> _Goal_: Work through the data and report how many lines include the string "Rotterdam", giving the number alone.

(Entries from a dataset)
§

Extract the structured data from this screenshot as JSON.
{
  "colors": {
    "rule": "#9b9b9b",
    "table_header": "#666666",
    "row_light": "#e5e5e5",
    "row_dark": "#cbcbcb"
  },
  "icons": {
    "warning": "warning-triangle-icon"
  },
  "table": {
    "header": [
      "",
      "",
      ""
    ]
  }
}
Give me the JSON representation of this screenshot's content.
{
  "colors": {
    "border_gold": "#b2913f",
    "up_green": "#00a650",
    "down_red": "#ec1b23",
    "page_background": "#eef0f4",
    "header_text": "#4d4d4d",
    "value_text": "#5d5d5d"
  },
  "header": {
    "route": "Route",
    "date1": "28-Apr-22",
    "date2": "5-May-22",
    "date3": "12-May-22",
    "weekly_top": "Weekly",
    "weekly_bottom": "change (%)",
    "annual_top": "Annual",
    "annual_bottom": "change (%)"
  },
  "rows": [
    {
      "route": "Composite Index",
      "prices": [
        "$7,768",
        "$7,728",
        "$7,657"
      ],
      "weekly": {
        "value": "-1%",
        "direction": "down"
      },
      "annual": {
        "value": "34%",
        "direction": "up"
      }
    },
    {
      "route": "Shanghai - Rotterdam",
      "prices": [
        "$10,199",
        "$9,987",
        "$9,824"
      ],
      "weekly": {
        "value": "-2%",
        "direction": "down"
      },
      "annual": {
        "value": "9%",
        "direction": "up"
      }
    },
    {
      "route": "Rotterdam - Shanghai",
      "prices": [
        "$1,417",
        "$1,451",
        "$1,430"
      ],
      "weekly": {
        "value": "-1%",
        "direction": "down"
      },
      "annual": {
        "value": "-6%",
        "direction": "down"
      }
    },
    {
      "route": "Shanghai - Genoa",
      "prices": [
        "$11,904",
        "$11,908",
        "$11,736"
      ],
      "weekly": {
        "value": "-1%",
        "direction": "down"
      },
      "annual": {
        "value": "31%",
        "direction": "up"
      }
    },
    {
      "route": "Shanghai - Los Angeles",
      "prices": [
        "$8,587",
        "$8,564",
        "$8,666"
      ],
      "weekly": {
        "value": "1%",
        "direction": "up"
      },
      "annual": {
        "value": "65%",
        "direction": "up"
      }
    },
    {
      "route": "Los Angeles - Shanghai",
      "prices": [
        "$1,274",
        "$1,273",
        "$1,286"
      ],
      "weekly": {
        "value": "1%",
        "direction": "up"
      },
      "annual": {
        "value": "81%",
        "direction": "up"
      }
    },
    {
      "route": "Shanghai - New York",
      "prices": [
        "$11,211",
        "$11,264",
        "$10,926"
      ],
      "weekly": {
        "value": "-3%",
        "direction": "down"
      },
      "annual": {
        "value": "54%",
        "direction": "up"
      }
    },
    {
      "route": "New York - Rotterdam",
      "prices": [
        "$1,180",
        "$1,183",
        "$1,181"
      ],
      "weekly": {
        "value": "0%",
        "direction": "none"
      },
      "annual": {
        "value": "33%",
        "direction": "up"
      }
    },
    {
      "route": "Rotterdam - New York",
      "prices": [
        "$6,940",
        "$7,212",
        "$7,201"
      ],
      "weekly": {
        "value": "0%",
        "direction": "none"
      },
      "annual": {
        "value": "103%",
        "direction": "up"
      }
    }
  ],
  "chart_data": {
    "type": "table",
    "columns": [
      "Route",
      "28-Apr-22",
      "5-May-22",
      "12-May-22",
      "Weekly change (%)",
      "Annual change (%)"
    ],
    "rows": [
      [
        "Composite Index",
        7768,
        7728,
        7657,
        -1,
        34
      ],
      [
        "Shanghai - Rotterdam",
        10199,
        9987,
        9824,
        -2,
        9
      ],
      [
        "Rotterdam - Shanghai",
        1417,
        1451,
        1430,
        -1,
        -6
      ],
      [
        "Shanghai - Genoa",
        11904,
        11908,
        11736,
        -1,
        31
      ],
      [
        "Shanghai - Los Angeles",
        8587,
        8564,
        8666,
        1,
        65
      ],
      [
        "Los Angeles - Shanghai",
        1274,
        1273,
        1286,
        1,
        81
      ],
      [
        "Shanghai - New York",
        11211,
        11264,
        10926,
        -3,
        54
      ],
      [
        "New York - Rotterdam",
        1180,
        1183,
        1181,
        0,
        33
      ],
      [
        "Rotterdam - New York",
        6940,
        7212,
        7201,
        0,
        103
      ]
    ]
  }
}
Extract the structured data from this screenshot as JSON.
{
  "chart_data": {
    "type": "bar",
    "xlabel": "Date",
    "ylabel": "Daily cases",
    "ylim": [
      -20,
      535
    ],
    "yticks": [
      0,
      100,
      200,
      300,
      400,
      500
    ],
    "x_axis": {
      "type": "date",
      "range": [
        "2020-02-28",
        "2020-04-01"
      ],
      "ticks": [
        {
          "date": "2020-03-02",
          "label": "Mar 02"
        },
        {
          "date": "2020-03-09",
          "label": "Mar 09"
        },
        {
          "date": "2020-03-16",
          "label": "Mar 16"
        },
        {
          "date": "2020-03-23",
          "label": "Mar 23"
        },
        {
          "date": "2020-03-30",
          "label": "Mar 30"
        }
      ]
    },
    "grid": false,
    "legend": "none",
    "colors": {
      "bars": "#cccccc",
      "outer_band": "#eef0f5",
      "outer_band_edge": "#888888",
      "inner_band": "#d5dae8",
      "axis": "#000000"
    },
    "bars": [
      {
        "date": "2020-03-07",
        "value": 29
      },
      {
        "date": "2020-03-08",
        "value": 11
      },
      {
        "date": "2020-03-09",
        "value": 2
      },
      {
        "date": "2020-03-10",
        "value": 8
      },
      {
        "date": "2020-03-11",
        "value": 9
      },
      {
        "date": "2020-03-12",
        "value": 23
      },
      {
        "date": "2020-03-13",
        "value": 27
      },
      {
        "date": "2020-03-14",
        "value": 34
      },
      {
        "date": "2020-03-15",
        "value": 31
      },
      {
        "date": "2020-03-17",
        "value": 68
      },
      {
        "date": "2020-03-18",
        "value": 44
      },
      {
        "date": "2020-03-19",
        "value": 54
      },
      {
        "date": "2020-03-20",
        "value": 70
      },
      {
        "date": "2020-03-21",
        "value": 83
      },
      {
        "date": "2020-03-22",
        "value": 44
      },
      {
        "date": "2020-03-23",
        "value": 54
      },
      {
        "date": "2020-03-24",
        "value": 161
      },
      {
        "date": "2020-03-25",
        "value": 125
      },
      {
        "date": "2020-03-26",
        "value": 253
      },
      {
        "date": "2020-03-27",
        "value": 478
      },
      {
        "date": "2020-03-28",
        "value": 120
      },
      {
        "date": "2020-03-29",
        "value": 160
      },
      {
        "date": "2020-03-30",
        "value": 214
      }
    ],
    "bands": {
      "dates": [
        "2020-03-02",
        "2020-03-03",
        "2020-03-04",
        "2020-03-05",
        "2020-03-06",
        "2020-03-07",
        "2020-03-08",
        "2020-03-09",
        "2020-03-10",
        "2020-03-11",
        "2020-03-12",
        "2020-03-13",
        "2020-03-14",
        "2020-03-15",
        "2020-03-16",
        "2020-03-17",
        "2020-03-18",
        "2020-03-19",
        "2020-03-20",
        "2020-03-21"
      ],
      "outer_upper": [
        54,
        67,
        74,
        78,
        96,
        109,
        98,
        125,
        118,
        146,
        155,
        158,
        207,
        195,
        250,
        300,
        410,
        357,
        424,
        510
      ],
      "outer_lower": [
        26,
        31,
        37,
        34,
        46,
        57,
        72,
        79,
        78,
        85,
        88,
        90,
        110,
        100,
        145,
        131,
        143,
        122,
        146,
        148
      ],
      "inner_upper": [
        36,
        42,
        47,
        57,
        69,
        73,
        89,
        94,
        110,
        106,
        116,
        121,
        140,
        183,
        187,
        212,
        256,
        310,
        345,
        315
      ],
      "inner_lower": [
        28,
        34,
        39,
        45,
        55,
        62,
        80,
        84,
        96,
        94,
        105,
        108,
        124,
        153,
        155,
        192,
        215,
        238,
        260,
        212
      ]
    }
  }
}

§

> _The reply_: 8